- [What is being asked]: Please quote only the lines that start at the one with "Type out the text in this image." and go on to the last line of the data, both ends kept.

━━ Records supplied

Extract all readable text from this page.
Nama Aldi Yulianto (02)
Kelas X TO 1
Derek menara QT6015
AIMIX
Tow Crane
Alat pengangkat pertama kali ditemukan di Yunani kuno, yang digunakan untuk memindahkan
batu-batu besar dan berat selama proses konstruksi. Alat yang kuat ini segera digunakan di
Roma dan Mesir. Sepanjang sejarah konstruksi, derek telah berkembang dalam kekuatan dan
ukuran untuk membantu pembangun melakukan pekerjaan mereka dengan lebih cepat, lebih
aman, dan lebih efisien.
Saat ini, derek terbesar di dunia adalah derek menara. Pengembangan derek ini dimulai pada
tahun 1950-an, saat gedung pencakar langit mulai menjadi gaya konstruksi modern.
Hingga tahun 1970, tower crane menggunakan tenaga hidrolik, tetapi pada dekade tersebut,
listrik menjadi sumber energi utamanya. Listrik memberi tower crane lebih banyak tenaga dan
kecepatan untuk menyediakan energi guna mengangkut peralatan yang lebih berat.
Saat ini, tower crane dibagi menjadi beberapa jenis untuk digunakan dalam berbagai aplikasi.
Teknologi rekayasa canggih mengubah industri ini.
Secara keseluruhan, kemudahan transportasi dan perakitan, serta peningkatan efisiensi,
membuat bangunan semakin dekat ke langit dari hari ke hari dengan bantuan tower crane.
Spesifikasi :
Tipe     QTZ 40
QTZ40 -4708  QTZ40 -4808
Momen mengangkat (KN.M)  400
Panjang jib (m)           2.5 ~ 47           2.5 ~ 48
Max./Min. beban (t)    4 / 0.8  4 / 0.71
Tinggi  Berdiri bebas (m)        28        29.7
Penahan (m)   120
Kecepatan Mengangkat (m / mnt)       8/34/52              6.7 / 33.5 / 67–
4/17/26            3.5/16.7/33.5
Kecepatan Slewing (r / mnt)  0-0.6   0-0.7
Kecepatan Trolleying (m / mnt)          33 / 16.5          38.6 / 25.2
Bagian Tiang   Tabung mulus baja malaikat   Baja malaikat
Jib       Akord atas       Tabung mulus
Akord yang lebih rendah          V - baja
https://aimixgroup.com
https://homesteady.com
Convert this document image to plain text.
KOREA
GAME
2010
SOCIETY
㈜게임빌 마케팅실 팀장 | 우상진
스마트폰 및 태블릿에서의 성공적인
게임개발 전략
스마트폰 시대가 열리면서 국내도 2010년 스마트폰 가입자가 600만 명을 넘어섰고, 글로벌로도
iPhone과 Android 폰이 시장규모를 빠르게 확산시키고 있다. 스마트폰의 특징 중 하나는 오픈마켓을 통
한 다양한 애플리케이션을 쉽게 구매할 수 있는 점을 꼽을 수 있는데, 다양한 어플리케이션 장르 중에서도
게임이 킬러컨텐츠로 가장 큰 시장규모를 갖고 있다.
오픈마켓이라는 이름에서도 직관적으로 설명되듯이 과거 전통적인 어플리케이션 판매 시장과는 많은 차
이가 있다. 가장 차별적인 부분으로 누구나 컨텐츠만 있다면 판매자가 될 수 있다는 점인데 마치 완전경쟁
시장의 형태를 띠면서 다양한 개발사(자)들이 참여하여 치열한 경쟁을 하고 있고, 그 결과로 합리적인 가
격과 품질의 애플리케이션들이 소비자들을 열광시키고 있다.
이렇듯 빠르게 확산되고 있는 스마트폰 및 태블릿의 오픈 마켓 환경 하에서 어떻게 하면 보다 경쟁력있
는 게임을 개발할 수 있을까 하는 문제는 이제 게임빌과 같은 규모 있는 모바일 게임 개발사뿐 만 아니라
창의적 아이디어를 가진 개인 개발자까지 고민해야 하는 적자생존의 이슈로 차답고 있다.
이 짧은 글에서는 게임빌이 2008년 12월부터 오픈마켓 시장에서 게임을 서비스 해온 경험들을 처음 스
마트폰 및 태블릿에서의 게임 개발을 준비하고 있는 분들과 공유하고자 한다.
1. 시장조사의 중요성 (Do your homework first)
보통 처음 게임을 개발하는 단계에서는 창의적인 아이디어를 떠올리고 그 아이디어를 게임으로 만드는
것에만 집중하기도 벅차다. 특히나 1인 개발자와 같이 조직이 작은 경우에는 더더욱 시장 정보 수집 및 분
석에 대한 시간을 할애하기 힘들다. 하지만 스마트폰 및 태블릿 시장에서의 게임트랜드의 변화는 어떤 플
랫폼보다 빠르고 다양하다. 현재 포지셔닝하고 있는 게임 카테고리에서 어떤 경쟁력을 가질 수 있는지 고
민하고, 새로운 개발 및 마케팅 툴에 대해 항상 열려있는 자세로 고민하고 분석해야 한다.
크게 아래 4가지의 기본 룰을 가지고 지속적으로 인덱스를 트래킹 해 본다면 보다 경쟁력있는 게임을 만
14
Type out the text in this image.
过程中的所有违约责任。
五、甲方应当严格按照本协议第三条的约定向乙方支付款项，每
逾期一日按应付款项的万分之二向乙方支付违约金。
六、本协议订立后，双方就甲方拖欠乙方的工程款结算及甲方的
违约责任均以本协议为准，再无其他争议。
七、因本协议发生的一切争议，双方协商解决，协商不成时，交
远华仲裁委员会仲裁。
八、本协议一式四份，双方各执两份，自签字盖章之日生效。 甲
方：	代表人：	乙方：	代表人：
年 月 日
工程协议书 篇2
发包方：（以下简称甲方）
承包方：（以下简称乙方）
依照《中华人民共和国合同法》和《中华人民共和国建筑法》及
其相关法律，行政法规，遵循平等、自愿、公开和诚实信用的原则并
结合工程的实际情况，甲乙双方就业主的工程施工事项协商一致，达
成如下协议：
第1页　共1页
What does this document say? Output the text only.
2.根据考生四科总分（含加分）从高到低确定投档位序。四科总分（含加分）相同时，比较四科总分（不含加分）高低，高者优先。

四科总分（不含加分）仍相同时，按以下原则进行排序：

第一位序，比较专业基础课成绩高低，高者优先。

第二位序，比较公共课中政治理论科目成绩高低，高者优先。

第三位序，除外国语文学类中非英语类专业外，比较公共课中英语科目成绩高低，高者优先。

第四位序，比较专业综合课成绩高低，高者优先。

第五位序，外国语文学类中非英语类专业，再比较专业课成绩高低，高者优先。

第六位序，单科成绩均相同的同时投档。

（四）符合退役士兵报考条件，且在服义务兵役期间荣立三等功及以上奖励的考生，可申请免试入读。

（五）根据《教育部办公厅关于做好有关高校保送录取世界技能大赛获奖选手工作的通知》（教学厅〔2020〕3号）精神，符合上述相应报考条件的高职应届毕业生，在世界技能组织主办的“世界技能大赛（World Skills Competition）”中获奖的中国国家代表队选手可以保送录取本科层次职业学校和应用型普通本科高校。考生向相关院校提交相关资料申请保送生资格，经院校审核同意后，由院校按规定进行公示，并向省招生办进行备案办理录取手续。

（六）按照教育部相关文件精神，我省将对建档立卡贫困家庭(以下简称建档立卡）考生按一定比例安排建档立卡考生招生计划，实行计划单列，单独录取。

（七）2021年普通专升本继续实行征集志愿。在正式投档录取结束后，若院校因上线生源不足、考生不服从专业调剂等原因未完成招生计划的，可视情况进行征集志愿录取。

━━━━

- [The solution]:
Type out the text in this image.
过程中的所有违约责任。
五、甲方应当严格按照本协议第三条的约定向乙方支付款项，每
逾期一日按应付款项的万分之二向乙方支付违约金。
六、本协议订立后，双方就甲方拖欠乙方的工程款结算及甲方的
违约责任均以本协议为准，再无其他争议。
七、因本协议发生的一切争议，双方协商解决，协商不成时，交
远华仲裁委员会仲裁。
八、本协议一式四份，双方各执两份，自签字盖章之日生效。 甲
方：	代表人：	乙方：	代表人：
年 月 日
工程协议书 篇2
发包方：（以下简称甲方）
承包方：（以下简称乙方）
依照《中华人民共和国合同法》和《中华人民共和国建筑法》及
其相关法律，行政法规，遵循平等、自愿、公开和诚实信用的原则并
结合工程的实际情况，甲乙双方就业主的工程施工事项协商一致，达
成如下协议：
第1页　共1页
What does this document say? Output the text only.
2.根据考生四科总分（含加分）从高到低确定投档位序。四科总分（含加分）相同时，比较四科总分（不含加分）高低，高者优先。

四科总分（不含加分）仍相同时，按以下原则进行排序：

第一位序，比较专业基础课成绩高低，高者优先。

第二位序，比较公共课中政治理论科目成绩高低，高者优先。

第三位序，除外国语文学类中非英语类专业外，比较公共课中英语科目成绩高低，高者优先。

第四位序，比较专业综合课成绩高低，高者优先。

第五位序，外国语文学类中非英语类专业，再比较专业课成绩高低，高者优先。

第六位序，单科成绩均相同的同时投档。

（四）符合退役士兵报考条件，且在服义务兵役期间荣立三等功及以上奖励的考生，可申请免试入读。

（五）根据《教育部办公厅关于做好有关高校保送录取世界技能大赛获奖选手工作的通知》（教学厅〔2020〕3号）精神，符合上述相应报考条件的高职应届毕业生，在世界技能组织主办的“世界技能大赛（World Skills Competition）”中获奖的中国国家代表队选手可以保送录取本科层次职业学校和应用型普通本科高校。考生向相关院校提交相关资料申请保送生资格，经院校审核同意后，由院校按规定进行公示，并向省招生办进行备案办理录取手续。

（六）按照教育部相关文件精神，我省将对建档立卡贫困家庭(以下简称建档立卡）考生按一定比例安排建档立卡考生招生计划，实行计划单列，单独录取。

（七）2021年普通专升本继续实行征集志愿。在正式投档录取结束后，若院校因上线生源不足、考生不服从专业调剂等原因未完成招生计划的，可视情况进行征集志愿录取。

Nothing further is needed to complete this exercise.